=== Extracted material ===

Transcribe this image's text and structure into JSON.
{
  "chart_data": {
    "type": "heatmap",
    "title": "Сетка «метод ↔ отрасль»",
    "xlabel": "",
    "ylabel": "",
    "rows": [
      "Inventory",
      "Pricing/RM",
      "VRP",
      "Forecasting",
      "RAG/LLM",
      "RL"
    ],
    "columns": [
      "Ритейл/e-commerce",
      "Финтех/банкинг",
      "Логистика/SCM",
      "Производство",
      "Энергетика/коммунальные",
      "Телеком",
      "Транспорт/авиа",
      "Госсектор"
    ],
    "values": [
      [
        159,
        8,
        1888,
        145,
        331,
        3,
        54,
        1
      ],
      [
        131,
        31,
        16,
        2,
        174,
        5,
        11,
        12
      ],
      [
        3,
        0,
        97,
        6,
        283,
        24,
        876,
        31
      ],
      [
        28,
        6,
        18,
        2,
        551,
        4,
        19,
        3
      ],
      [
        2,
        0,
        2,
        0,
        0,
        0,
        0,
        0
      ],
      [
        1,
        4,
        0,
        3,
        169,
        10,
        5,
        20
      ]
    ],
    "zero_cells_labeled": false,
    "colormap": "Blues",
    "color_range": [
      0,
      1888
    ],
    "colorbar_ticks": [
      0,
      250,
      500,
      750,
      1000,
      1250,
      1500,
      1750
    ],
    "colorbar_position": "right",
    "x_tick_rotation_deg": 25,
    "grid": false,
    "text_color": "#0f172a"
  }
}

===

-- Your task --
Please reproduce the entire listing, exactly as shown.

-- Final answer --
Transcribe this image's text and structure into JSON.
{
  "chart_data": {
    "type": "heatmap",
    "title": "Сетка «метод ↔ отрасль»",
    "xlabel": "",
    "ylabel": "",
    "rows": [
      "Inventory",
      "Pricing/RM",
      "VRP",
      "Forecasting",
      "RAG/LLM",
      "RL"
    ],
    "columns": [
      "Ритейл/e-commerce",
      "Финтех/банкинг",
      "Логистика/SCM",
      "Производство",
      "Энергетика/коммунальные",
      "Телеком",
      "Транспорт/авиа",
      "Госсектор"
    ],
    "values": [
      [
        159,
        8,
        1888,
        145,
        331,
        3,
        54,
        1
      ],
      [
        131,
        31,
        16,
        2,
        174,
        5,
        11,
        12
      ],
      [
        3,
        0,
        97,
        6,
        283,
        24,
        876,
        31
      ],
      [
        28,
        6,
        18,
        2,
        551,
        4,
        19,
        3
      ],
      [
        2,
        0,
        2,
        0,
        0,
        0,
        0,
        0
      ],
      [
        1,
        4,
        0,
        3,
        169,
        10,
        5,
        20
      ]
    ],
    "zero_cells_labeled": false,
    "colormap": "Blues",
    "color_range": [
      0,
      1888
    ],
    "colorbar_ticks": [
      0,
      250,
      500,
      750,
      1000,
      1250,
      1500,
      1750
    ],
    "colorbar_position": "right",
    "x_tick_rotation_deg": 25,
    "grid": false,
    "text_color": "#0f172a"
  }
}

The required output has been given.